What the task asks – Output the records. Match them exactly.

#### Raw records ####

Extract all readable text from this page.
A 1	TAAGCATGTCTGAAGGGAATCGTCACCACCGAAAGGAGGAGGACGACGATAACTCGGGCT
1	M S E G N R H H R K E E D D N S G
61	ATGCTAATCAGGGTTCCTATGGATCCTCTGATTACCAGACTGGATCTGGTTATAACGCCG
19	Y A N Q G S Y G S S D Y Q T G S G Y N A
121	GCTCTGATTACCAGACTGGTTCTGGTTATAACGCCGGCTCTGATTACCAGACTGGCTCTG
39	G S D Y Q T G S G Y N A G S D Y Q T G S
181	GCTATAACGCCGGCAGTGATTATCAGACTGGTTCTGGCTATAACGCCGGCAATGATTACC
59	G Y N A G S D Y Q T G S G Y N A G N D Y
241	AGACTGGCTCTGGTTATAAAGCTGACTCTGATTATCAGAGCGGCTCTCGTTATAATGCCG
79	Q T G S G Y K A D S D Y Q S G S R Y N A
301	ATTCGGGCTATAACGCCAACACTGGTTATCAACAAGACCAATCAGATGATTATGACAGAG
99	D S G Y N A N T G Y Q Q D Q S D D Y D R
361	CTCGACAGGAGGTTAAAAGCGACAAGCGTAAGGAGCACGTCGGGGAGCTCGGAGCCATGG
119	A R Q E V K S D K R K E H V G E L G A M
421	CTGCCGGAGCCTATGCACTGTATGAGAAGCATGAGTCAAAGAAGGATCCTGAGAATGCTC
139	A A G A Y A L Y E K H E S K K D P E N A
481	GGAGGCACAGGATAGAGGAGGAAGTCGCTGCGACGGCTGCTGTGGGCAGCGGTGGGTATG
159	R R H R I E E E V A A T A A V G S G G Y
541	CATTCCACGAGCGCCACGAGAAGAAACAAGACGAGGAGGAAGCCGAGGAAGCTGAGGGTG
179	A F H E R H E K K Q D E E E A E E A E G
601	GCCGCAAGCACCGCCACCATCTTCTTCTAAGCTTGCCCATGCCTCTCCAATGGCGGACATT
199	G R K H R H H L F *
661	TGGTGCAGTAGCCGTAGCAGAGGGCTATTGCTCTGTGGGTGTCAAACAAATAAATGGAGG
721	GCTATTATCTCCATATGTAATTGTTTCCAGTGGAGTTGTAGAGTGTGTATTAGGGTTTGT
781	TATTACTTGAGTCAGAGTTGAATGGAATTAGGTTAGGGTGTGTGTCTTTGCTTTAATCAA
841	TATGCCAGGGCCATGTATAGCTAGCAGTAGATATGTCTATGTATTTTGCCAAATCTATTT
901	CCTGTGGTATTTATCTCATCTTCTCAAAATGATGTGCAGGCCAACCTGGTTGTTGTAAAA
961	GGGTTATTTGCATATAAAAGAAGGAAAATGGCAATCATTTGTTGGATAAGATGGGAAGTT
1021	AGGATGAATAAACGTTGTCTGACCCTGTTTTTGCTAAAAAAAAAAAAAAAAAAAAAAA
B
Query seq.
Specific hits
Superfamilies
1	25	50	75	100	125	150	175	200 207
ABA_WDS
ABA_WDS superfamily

####

Output for this task –
Extract all readable text from this page.
A 1	TAAGCATGTCTGAAGGGAATCGTCACCACCGAAAGGAGGAGGACGACGATAACTCGGGCT
1	M S E G N R H H R K E E D D N S G
61	ATGCTAATCAGGGTTCCTATGGATCCTCTGATTACCAGACTGGATCTGGTTATAACGCCG
19	Y A N Q G S Y G S S D Y Q T G S G Y N A
121	GCTCTGATTACCAGACTGGTTCTGGTTATAACGCCGGCTCTGATTACCAGACTGGCTCTG
39	G S D Y Q T G S G Y N A G S D Y Q T G S
181	GCTATAACGCCGGCAGTGATTATCAGACTGGTTCTGGCTATAACGCCGGCAATGATTACC
59	G Y N A G S D Y Q T G S G Y N A G N D Y
241	AGACTGGCTCTGGTTATAAAGCTGACTCTGATTATCAGAGCGGCTCTCGTTATAATGCCG
79	Q T G S G Y K A D S D Y Q S G S R Y N A
301	ATTCGGGCTATAACGCCAACACTGGTTATCAACAAGACCAATCAGATGATTATGACAGAG
99	D S G Y N A N T G Y Q Q D Q S D D Y D R
361	CTCGACAGGAGGTTAAAAGCGACAAGCGTAAGGAGCACGTCGGGGAGCTCGGAGCCATGG
119	A R Q E V K S D K R K E H V G E L G A M
421	CTGCCGGAGCCTATGCACTGTATGAGAAGCATGAGTCAAAGAAGGATCCTGAGAATGCTC
139	A A G A Y A L Y E K H E S K K D P E N A
481	GGAGGCACAGGATAGAGGAGGAAGTCGCTGCGACGGCTGCTGTGGGCAGCGGTGGGTATG
159	R R H R I E E E V A A T A A V G S G G Y
541	CATTCCACGAGCGCCACGAGAAGAAACAAGACGAGGAGGAAGCCGAGGAAGCTGAGGGTG
179	A F H E R H E K K Q D E E E A E E A E G
601	GCCGCAAGCACCGCCACCATCTTCTTCTAAGCTTGCCCATGCCTCTCCAATGGCGGACATT
199	G R K H R H H L F *
661	TGGTGCAGTAGCCGTAGCAGAGGGCTATTGCTCTGTGGGTGTCAAACAAATAAATGGAGG
721	GCTATTATCTCCATATGTAATTGTTTCCAGTGGAGTTGTAGAGTGTGTATTAGGGTTTGT
781	TATTACTTGAGTCAGAGTTGAATGGAATTAGGTTAGGGTGTGTGTCTTTGCTTTAATCAA
841	TATGCCAGGGCCATGTATAGCTAGCAGTAGATATGTCTATGTATTTTGCCAAATCTATTT
901	CCTGTGGTATTTATCTCATCTTCTCAAAATGATGTGCAGGCCAACCTGGTTGTTGTAAAA
961	GGGTTATTTGCATATAAAAGAAGGAAAATGGCAATCATTTGTTGGATAAGATGGGAAGTT
1021	AGGATGAATAAACGTTGTCTGACCCTGTTTTTGCTAAAAAAAAAAAAAAAAAAAAAAA
B
Query seq.
Specific hits
Superfamilies
1	25	50	75	100	125	150	175	200 207
ABA_WDS
ABA_WDS superfamily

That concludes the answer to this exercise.